[Stored data]
* start *

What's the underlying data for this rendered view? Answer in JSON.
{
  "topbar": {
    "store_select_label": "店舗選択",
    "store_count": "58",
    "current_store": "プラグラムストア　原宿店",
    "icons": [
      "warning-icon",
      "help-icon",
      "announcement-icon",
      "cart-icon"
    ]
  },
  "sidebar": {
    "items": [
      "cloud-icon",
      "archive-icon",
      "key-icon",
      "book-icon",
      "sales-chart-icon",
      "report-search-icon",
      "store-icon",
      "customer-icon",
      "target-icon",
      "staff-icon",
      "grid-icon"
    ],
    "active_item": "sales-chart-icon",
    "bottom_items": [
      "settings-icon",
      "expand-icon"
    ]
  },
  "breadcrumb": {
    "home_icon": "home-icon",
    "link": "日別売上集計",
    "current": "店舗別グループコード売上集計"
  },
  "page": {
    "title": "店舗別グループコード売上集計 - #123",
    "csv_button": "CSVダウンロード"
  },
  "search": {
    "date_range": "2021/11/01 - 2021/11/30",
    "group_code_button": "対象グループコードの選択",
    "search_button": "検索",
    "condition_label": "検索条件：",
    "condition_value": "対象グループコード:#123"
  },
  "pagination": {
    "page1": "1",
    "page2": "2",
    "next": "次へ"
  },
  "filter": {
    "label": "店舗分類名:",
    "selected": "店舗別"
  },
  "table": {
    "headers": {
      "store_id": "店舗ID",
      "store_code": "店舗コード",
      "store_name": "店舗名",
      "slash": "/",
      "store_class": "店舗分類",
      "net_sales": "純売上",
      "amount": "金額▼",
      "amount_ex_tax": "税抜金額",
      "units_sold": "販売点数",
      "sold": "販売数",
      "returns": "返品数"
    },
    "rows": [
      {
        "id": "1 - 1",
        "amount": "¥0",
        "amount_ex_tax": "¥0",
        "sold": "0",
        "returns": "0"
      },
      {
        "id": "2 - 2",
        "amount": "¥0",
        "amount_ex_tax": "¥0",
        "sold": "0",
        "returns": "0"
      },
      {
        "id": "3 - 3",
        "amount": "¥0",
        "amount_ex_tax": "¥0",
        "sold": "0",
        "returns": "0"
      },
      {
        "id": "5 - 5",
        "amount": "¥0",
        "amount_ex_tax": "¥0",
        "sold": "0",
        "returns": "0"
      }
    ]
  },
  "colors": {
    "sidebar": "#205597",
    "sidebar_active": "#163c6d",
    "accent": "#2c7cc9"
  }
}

* end *

**The exercise:** Take the entries and copy them out exactly.

**Response to this task:**
What's the underlying data for this rendered view? Answer in JSON.
{
  "topbar": {
    "store_select_label": "店舗選択",
    "store_count": "58",
    "current_store": "プラグラムストア　原宿店",
    "icons": [
      "warning-icon",
      "help-icon",
      "announcement-icon",
      "cart-icon"
    ]
  },
  "sidebar": {
    "items": [
      "cloud-icon",
      "archive-icon",
      "key-icon",
      "book-icon",
      "sales-chart-icon",
      "report-search-icon",
      "store-icon",
      "customer-icon",
      "target-icon",
      "staff-icon",
      "grid-icon"
    ],
    "active_item": "sales-chart-icon",
    "bottom_items": [
      "settings-icon",
      "expand-icon"
    ]
  },
  "breadcrumb": {
    "home_icon": "home-icon",
    "link": "日別売上集計",
    "current": "店舗別グループコード売上集計"
  },
  "page": {
    "title": "店舗別グループコード売上集計 - #123",
    "csv_button": "CSVダウンロード"
  },
  "search": {
    "date_range": "2021/11/01 - 2021/11/30",
    "group_code_button": "対象グループコードの選択",
    "search_button": "検索",
    "condition_label": "検索条件：",
    "condition_value": "対象グループコード:#123"
  },
  "pagination": {
    "page1": "1",
    "page2": "2",
    "next": "次へ"
  },
  "filter": {
    "label": "店舗分類名:",
    "selected": "店舗別"
  },
  "table": {
    "headers": {
      "store_id": "店舗ID",
      "store_code": "店舗コード",
      "store_name": "店舗名",
      "slash": "/",
      "store_class": "店舗分類",
      "net_sales": "純売上",
      "amount": "金額▼",
      "amount_ex_tax": "税抜金額",
      "units_sold": "販売点数",
      "sold": "販売数",
      "returns": "返品数"
    },
    "rows": [
      {
        "id": "1 - 1",
        "amount": "¥0",
        "amount_ex_tax": "¥0",
        "sold": "0",
        "returns": "0"
      },
      {
        "id": "2 - 2",
        "amount": "¥0",
        "amount_ex_tax": "¥0",
        "sold": "0",
        "returns": "0"
      },
      {
        "id": "3 - 3",
        "amount": "¥0",
        "amount_ex_tax": "¥0",
        "sold": "0",
        "returns": "0"
      },
      {
        "id": "5 - 5",
        "amount": "¥0",
        "amount_ex_tax": "¥0",
        "sold": "0",
        "returns": "0"
      }
    ]
  },
  "colors": {
    "sidebar": "#205597",
    "sidebar_active": "#163c6d",
    "accent": "#2c7cc9"
  }
}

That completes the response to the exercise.